═══ RAW RECORDS
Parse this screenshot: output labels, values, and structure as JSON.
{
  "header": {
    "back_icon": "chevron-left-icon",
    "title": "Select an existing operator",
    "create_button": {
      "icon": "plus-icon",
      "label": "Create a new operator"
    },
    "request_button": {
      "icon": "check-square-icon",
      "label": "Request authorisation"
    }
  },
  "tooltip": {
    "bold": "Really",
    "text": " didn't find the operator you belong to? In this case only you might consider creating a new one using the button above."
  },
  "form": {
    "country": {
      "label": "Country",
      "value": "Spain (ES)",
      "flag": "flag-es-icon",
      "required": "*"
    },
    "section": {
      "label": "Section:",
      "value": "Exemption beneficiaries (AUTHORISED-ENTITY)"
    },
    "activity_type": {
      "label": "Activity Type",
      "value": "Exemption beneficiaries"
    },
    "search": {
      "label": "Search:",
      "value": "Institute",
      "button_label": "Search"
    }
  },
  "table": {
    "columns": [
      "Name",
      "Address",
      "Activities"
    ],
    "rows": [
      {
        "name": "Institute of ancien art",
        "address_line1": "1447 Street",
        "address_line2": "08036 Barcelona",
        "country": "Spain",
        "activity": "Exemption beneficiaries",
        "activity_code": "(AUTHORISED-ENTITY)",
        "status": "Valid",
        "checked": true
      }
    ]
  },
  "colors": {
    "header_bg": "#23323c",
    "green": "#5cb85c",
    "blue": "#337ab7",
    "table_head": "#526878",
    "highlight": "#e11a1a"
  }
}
══════
═══ RAW RECORDS
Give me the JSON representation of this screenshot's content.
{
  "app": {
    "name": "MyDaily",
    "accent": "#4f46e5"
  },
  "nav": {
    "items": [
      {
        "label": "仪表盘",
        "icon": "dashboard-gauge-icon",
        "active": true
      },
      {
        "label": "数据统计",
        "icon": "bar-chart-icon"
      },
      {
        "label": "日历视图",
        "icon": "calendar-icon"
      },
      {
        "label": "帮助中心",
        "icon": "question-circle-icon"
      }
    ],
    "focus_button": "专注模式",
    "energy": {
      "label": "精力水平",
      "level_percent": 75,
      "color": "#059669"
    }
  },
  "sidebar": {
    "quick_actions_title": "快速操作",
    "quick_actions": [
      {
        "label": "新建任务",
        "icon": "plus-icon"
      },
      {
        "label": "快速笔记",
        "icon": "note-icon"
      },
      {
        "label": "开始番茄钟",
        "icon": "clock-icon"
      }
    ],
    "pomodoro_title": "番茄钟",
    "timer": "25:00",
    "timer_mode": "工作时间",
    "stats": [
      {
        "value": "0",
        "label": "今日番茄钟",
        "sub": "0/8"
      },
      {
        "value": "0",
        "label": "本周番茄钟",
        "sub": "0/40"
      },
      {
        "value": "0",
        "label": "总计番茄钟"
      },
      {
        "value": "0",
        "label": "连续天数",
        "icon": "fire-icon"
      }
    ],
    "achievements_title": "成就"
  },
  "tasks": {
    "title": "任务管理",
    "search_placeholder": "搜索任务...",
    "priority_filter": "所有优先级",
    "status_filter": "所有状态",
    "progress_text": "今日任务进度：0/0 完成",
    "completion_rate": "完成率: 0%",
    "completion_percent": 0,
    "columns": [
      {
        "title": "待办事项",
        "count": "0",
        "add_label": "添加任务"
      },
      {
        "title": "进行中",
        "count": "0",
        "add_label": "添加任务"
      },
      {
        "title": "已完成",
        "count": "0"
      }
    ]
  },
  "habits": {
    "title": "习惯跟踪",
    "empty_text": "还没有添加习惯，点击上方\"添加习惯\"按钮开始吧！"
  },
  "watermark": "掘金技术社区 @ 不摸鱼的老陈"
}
══════
═══ RAW RECORDS
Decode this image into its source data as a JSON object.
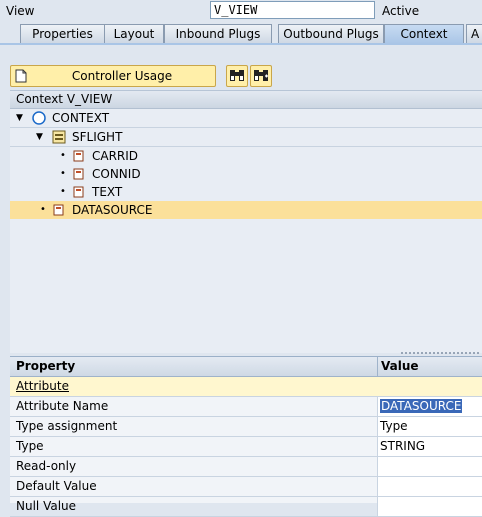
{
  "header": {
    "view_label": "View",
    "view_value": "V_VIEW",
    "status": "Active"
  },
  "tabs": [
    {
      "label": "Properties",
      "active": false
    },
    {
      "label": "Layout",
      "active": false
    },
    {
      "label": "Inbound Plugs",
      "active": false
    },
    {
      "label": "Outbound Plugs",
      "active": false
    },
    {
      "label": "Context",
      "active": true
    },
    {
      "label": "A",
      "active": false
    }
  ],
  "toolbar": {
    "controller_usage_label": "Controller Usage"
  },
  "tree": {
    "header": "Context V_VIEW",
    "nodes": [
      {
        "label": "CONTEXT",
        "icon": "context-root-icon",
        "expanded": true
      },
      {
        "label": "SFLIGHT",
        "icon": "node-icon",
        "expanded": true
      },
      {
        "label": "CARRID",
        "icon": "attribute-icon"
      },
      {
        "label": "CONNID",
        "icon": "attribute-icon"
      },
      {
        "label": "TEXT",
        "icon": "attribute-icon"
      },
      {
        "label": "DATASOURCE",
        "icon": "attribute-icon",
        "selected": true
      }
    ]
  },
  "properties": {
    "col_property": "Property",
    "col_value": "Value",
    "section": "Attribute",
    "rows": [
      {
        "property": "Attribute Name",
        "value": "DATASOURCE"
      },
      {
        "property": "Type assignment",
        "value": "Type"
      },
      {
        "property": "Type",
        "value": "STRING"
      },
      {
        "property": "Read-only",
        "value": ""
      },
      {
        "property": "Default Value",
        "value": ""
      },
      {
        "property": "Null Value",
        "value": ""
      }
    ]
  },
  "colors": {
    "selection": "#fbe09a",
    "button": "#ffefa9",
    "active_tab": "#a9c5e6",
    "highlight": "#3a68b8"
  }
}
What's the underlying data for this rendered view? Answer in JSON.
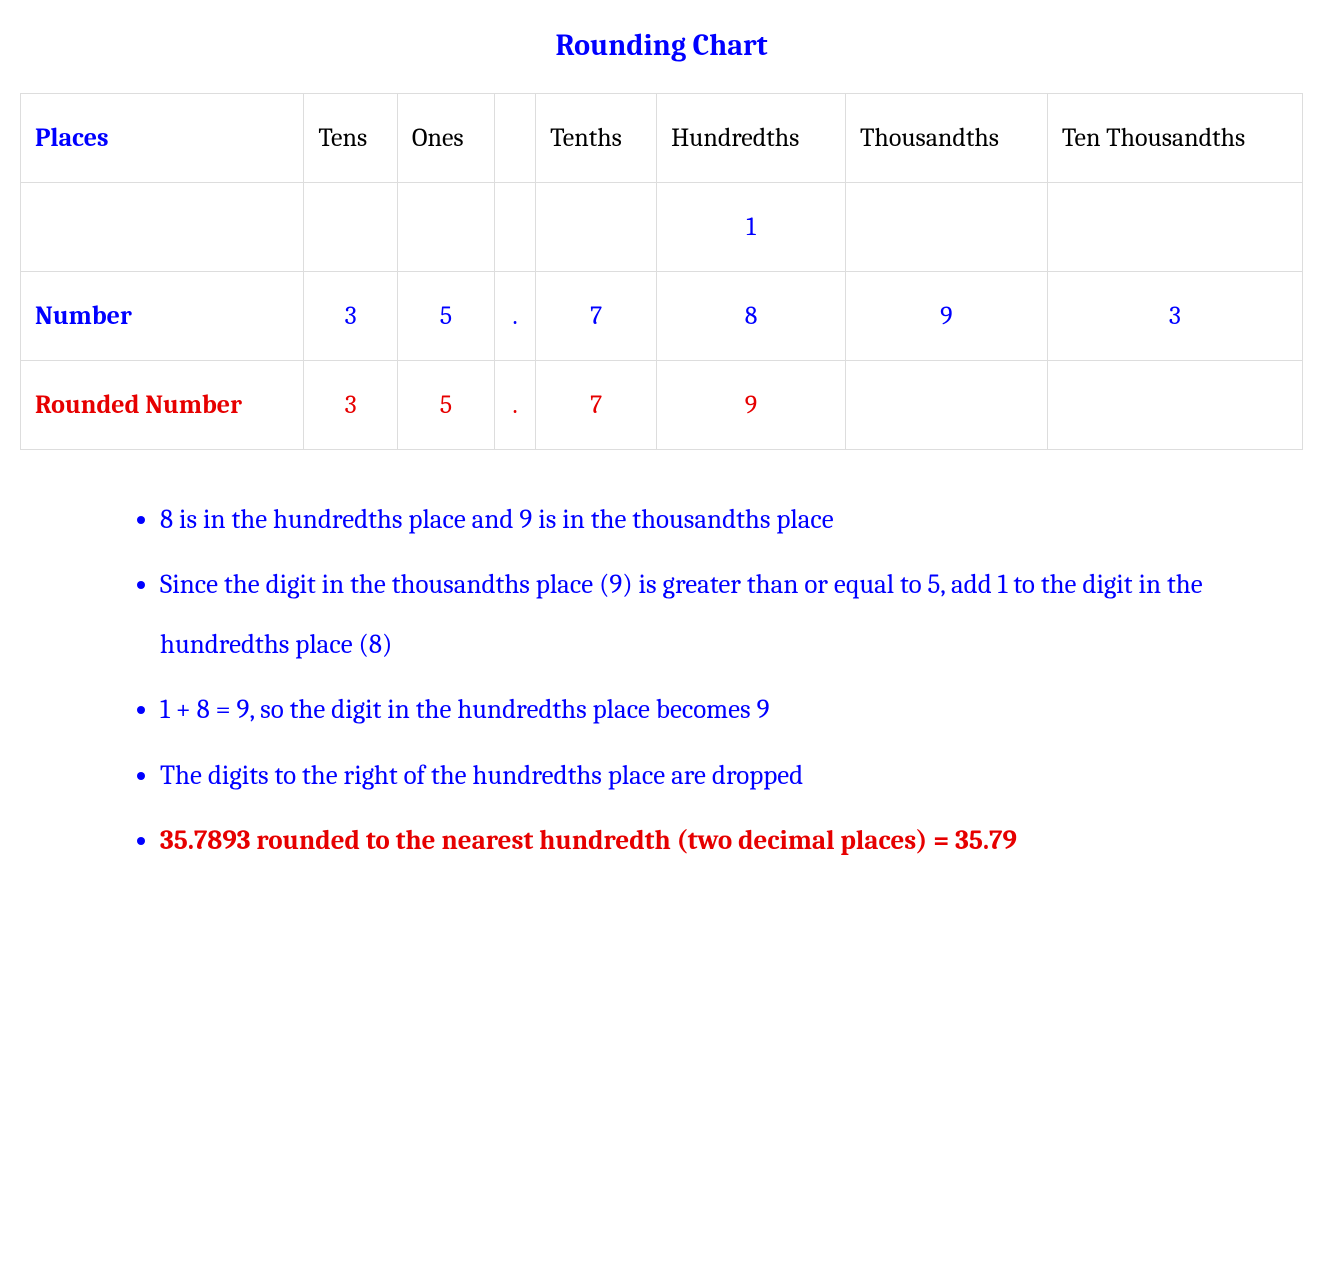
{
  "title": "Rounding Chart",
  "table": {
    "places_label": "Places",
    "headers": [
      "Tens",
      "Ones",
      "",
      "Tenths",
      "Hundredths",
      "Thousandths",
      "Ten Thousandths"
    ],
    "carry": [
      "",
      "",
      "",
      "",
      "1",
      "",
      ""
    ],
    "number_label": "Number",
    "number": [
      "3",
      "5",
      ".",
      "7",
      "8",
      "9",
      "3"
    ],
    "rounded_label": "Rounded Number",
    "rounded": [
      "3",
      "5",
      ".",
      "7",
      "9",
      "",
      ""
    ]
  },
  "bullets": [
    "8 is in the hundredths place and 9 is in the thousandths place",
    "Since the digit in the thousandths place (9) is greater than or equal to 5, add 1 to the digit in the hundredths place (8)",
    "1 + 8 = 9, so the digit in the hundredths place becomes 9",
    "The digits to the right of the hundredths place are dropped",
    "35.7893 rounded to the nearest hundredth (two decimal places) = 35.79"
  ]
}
══════
● **PROBLEM STATEMENT**
Using the records above, select and copy every line that has the word "beneficiaries".

● **ANSWER TO THE PROBLEM**
      "value": "Exemption beneficiaries (AUTHORISED-ENTITY)"
      "value": "Exemption beneficiaries"
        "activity": "Exemption beneficiaries",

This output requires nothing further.